- Exercise task: Copy out every record below with complete accuracy.
▬▬▬▬▬▬▬▬▬▬
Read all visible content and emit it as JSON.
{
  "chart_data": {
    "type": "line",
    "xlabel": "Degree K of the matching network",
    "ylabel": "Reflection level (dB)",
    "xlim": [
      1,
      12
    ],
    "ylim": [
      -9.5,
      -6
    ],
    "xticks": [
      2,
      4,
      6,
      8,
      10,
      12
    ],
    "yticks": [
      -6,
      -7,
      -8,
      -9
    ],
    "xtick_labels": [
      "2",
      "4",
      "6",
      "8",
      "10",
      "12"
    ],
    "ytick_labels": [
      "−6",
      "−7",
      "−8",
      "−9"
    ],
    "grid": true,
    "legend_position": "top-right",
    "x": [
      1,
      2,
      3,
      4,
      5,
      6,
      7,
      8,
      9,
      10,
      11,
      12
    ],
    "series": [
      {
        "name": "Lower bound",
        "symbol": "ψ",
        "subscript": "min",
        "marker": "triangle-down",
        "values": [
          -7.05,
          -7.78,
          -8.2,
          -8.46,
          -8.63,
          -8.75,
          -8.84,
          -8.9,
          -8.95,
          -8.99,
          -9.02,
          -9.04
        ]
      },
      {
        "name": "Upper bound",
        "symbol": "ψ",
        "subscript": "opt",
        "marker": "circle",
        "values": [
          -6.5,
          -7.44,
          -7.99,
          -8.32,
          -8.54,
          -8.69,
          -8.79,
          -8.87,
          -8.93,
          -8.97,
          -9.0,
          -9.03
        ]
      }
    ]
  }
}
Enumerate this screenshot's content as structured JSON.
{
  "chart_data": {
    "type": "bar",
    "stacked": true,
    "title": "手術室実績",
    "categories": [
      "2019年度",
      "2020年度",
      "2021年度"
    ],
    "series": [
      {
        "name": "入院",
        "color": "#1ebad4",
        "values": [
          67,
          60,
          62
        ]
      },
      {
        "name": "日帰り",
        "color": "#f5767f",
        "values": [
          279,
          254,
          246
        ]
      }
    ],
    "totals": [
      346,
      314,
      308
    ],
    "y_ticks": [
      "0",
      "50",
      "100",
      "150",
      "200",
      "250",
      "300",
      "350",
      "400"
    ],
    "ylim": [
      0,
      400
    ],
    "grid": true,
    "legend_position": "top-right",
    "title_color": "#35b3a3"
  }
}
▬▬▬▬▬▬▬▬▬▬
- The response:
Read all visible content and emit it as JSON.
{
  "chart_data": {
    "type": "line",
    "xlabel": "Degree K of the matching network",
    "ylabel": "Reflection level (dB)",
    "xlim": [
      1,
      12
    ],
    "ylim": [
      -9.5,
      -6
    ],
    "xticks": [
      2,
      4,
      6,
      8,
      10,
      12
    ],
    "yticks": [
      -6,
      -7,
      -8,
      -9
    ],
    "xtick_labels": [
      "2",
      "4",
      "6",
      "8",
      "10",
      "12"
    ],
    "ytick_labels": [
      "−6",
      "−7",
      "−8",
      "−9"
    ],
    "grid": true,
    "legend_position": "top-right",
    "x": [
      1,
      2,
      3,
      4,
      5,
      6,
      7,
      8,
      9,
      10,
      11,
      12
    ],
    "series": [
      {
        "name": "Lower bound",
        "symbol": "ψ",
        "subscript": "min",
        "marker": "triangle-down",
        "values": [
          -7.05,
          -7.78,
          -8.2,
          -8.46,
          -8.63,
          -8.75,
          -8.84,
          -8.9,
          -8.95,
          -8.99,
          -9.02,
          -9.04
        ]
      },
      {
        "name": "Upper bound",
        "symbol": "ψ",
        "subscript": "opt",
        "marker": "circle",
        "values": [
          -6.5,
          -7.44,
          -7.99,
          -8.32,
          -8.54,
          -8.69,
          -8.79,
          -8.87,
          -8.93,
          -8.97,
          -9.0,
          -9.03
        ]
      }
    ]
  }
}
Enumerate this screenshot's content as structured JSON.
{
  "chart_data": {
    "type": "bar",
    "stacked": true,
    "title": "手術室実績",
    "categories": [
      "2019年度",
      "2020年度",
      "2021年度"
    ],
    "series": [
      {
        "name": "入院",
        "color": "#1ebad4",
        "values": [
          67,
          60,
          62
        ]
      },
      {
        "name": "日帰り",
        "color": "#f5767f",
        "values": [
          279,
          254,
          246
        ]
      }
    ],
    "totals": [
      346,
      314,
      308
    ],
    "y_ticks": [
      "0",
      "50",
      "100",
      "150",
      "200",
      "250",
      "300",
      "350",
      "400"
    ],
    "ylim": [
      0,
      400
    ],
    "grid": true,
    "legend_position": "top-right",
    "title_color": "#35b3a3"
  }
}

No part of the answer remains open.